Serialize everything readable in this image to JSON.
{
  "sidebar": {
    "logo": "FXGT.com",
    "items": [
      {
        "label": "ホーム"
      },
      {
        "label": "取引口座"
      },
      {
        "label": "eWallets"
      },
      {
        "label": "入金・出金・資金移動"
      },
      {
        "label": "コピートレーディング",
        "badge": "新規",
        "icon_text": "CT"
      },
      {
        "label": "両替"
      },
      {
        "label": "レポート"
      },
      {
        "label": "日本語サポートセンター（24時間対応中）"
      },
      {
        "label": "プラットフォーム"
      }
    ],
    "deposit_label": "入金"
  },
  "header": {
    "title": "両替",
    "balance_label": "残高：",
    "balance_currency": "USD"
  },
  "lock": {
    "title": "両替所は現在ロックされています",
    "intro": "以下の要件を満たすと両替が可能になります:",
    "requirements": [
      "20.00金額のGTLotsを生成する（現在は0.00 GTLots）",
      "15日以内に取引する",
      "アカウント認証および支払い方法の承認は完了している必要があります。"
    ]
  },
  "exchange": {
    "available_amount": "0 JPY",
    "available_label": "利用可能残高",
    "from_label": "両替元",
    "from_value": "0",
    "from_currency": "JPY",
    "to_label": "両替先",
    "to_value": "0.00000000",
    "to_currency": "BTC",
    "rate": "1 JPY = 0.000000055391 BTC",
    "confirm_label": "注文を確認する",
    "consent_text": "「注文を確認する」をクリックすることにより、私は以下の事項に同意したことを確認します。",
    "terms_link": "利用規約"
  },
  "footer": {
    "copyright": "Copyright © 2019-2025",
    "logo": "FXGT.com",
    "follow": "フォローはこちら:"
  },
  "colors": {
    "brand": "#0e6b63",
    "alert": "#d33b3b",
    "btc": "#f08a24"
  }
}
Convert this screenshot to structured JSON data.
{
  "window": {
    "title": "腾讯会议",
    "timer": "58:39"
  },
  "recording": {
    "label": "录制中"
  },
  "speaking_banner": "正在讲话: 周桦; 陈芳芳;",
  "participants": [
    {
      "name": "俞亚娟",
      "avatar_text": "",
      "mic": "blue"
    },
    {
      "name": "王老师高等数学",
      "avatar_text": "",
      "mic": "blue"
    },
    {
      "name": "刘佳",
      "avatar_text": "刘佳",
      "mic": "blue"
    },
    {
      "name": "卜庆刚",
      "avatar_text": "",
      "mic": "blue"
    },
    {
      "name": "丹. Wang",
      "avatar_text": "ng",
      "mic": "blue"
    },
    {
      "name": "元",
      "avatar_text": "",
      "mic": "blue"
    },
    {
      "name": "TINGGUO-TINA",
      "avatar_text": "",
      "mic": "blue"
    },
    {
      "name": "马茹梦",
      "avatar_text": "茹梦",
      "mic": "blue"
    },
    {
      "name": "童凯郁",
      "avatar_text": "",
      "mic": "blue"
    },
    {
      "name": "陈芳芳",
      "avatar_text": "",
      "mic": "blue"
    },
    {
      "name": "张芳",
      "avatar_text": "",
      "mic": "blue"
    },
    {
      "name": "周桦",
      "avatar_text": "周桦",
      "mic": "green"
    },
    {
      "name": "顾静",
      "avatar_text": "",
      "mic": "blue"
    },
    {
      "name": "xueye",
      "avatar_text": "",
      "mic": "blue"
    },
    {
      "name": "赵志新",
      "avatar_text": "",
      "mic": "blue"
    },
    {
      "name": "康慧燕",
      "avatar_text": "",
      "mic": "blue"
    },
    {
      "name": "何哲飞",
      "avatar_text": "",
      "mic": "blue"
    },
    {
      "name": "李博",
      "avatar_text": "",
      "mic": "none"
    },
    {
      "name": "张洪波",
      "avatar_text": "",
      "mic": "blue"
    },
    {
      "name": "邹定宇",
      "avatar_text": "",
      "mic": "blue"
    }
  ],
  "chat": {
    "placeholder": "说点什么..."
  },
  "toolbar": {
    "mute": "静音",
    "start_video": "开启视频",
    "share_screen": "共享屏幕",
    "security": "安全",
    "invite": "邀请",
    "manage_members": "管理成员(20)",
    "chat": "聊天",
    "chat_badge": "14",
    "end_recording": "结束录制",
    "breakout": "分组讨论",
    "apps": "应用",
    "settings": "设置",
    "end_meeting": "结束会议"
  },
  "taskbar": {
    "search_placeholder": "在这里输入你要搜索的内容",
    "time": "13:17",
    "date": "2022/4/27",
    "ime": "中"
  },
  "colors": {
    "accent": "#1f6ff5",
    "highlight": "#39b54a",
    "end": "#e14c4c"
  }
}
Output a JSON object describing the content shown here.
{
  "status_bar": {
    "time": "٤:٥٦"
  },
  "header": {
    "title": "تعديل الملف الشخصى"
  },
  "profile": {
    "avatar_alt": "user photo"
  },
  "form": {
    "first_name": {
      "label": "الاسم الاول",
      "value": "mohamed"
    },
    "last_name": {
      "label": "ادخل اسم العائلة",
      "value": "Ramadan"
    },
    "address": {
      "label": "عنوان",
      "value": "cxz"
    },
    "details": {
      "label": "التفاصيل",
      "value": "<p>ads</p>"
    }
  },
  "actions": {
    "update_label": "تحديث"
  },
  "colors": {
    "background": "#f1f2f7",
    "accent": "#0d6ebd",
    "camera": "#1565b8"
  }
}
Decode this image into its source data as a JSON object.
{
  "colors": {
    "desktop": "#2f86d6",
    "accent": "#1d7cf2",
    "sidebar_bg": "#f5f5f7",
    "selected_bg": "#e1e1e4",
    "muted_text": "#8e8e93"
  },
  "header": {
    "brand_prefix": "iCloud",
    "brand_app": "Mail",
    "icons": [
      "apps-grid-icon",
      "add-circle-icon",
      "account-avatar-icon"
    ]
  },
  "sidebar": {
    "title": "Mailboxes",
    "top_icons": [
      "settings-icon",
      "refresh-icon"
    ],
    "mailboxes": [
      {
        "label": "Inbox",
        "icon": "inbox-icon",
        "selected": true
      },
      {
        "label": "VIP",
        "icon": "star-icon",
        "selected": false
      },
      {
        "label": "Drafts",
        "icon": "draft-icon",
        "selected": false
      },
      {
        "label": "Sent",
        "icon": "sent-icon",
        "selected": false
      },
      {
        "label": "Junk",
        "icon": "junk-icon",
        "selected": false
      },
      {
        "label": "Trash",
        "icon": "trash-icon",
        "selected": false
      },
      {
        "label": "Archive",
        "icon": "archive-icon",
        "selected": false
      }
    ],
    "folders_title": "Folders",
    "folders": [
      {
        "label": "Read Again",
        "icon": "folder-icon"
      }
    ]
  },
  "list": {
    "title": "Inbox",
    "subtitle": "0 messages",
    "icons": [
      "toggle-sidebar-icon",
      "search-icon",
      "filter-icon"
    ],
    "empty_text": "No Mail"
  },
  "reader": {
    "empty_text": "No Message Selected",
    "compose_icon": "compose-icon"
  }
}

--------

SET EXERCISE - Transcribe every entry exactly.

PROBLEM SOLUTION -
Serialize everything readable in this image to JSON.
{
  "sidebar": {
    "logo": "FXGT.com",
    "items": [
      {
        "label": "ホーム"
      },
      {
        "label": "取引口座"
      },
      {
        "label": "eWallets"
      },
      {
        "label": "入金・出金・資金移動"
      },
      {
        "label": "コピートレーディング",
        "badge": "新規",
        "icon_text": "CT"
      },
      {
        "label": "両替"
      },
      {
        "label": "レポート"
      },
      {
        "label": "日本語サポートセンター（24時間対応中）"
      },
      {
        "label": "プラットフォーム"
      }
    ],
    "deposit_label": "入金"
  },
  "header": {
    "title": "両替",
    "balance_label": "残高：",
    "balance_currency": "USD"
  },
  "lock": {
    "title": "両替所は現在ロックされています",
    "intro": "以下の要件を満たすと両替が可能になります:",
    "requirements": [
      "20.00金額のGTLotsを生成する（現在は0.00 GTLots）",
      "15日以内に取引する",
      "アカウント認証および支払い方法の承認は完了している必要があります。"
    ]
  },
  "exchange": {
    "available_amount": "0 JPY",
    "available_label": "利用可能残高",
    "from_label": "両替元",
    "from_value": "0",
    "from_currency": "JPY",
    "to_label": "両替先",
    "to_value": "0.00000000",
    "to_currency": "BTC",
    "rate": "1 JPY = 0.000000055391 BTC",
    "confirm_label": "注文を確認する",
    "consent_text": "「注文を確認する」をクリックすることにより、私は以下の事項に同意したことを確認します。",
    "terms_link": "利用規約"
  },
  "footer": {
    "copyright": "Copyright © 2019-2025",
    "logo": "FXGT.com",
    "follow": "フォローはこちら:"
  },
  "colors": {
    "brand": "#0e6b63",
    "alert": "#d33b3b",
    "btc": "#f08a24"
  }
}
Convert this screenshot to structured JSON data.
{
  "window": {
    "title": "腾讯会议",
    "timer": "58:39"
  },
  "recording": {
    "label": "录制中"
  },
  "speaking_banner": "正在讲话: 周桦; 陈芳芳;",
  "participants": [
    {
      "name": "俞亚娟",
      "avatar_text": "",
      "mic": "blue"
    },
    {
      "name": "王老师高等数学",
      "avatar_text": "",
      "mic": "blue"
    },
    {
      "name": "刘佳",
      "avatar_text": "刘佳",
      "mic": "blue"
    },
    {
      "name": "卜庆刚",
      "avatar_text": "",
      "mic": "blue"
    },
    {
      "name": "丹. Wang",
      "avatar_text": "ng",
      "mic": "blue"
    },
    {
      "name": "元",
      "avatar_text": "",
      "mic": "blue"
    },
    {
      "name": "TINGGUO-TINA",
      "avatar_text": "",
      "mic": "blue"
    },
    {
      "name": "马茹梦",
      "avatar_text": "茹梦",
      "mic": "blue"
    },
    {
      "name": "童凯郁",
      "avatar_text": "",
      "mic": "blue"
    },
    {
      "name": "陈芳芳",
      "avatar_text": "",
      "mic": "blue"
    },
    {
      "name": "张芳",
      "avatar_text": "",
      "mic": "blue"
    },
    {
      "name": "周桦",
      "avatar_text": "周桦",
      "mic": "green"
    },
    {
      "name": "顾静",
      "avatar_text": "",
      "mic": "blue"
    },
    {
      "name": "xueye",
      "avatar_text": "",
      "mic": "blue"
    },
    {
      "name": "赵志新",
      "avatar_text": "",
      "mic": "blue"
    },
    {
      "name": "康慧燕",
      "avatar_text": "",
      "mic": "blue"
    },
    {
      "name": "何哲飞",
      "avatar_text": "",
      "mic": "blue"
    },
    {
      "name": "李博",
      "avatar_text": "",
      "mic": "none"
    },
    {
      "name": "张洪波",
      "avatar_text": "",
      "mic": "blue"
    },
    {
      "name": "邹定宇",
      "avatar_text": "",
      "mic": "blue"
    }
  ],
  "chat": {
    "placeholder": "说点什么..."
  },
  "toolbar": {
    "mute": "静音",
    "start_video": "开启视频",
    "share_screen": "共享屏幕",
    "security": "安全",
    "invite": "邀请",
    "manage_members": "管理成员(20)",
    "chat": "聊天",
    "chat_badge": "14",
    "end_recording": "结束录制",
    "breakout": "分组讨论",
    "apps": "应用",
    "settings": "设置",
    "end_meeting": "结束会议"
  },
  "taskbar": {
    "search_placeholder": "在这里输入你要搜索的内容",
    "time": "13:17",
    "date": "2022/4/27",
    "ime": "中"
  },
  "colors": {
    "accent": "#1f6ff5",
    "highlight": "#39b54a",
    "end": "#e14c4c"
  }
}
Output a JSON object describing the content shown here.
{
  "status_bar": {
    "time": "٤:٥٦"
  },
  "header": {
    "title": "تعديل الملف الشخصى"
  },
  "profile": {
    "avatar_alt": "user photo"
  },
  "form": {
    "first_name": {
      "label": "الاسم الاول",
      "value": "mohamed"
    },
    "last_name": {
      "label": "ادخل اسم العائلة",
      "value": "Ramadan"
    },
    "address": {
      "label": "عنوان",
      "value": "cxz"
    },
    "details": {
      "label": "التفاصيل",
      "value": "<p>ads</p>"
    }
  },
  "actions": {
    "update_label": "تحديث"
  },
  "colors": {
    "background": "#f1f2f7",
    "accent": "#0d6ebd",
    "camera": "#1565b8"
  }
}
Decode this image into its source data as a JSON object.
{
  "colors": {
    "desktop": "#2f86d6",
    "accent": "#1d7cf2",
    "sidebar_bg": "#f5f5f7",
    "selected_bg": "#e1e1e4",
    "muted_text": "#8e8e93"
  },
  "header": {
    "brand_prefix": "iCloud",
    "brand_app": "Mail",
    "icons": [
      "apps-grid-icon",
      "add-circle-icon",
      "account-avatar-icon"
    ]
  },
  "sidebar": {
    "title": "Mailboxes",
    "top_icons": [
      "settings-icon",
      "refresh-icon"
    ],
    "mailboxes": [
      {
        "label": "Inbox",
        "icon": "inbox-icon",
        "selected": true
      },
      {
        "label": "VIP",
        "icon": "star-icon",
        "selected": false
      },
      {
        "label": "Drafts",
        "icon": "draft-icon",
        "selected": false
      },
      {
        "label": "Sent",
        "icon": "sent-icon",
        "selected": false
      },
      {
        "label": "Junk",
        "icon": "junk-icon",
        "selected": false
      },
      {
        "label": "Trash",
        "icon": "trash-icon",
        "selected": false
      },
      {
        "label": "Archive",
        "icon": "archive-icon",
        "selected": false
      }
    ],
    "folders_title": "Folders",
    "folders": [
      {
        "label": "Read Again",
        "icon": "folder-icon"
      }
    ]
  },
  "list": {
    "title": "Inbox",
    "subtitle": "0 messages",
    "icons": [
      "toggle-sidebar-icon",
      "search-icon",
      "filter-icon"
    ],
    "empty_text": "No Mail"
  },
  "reader": {
    "empty_text": "No Message Selected",
    "compose_icon": "compose-icon"
  }
}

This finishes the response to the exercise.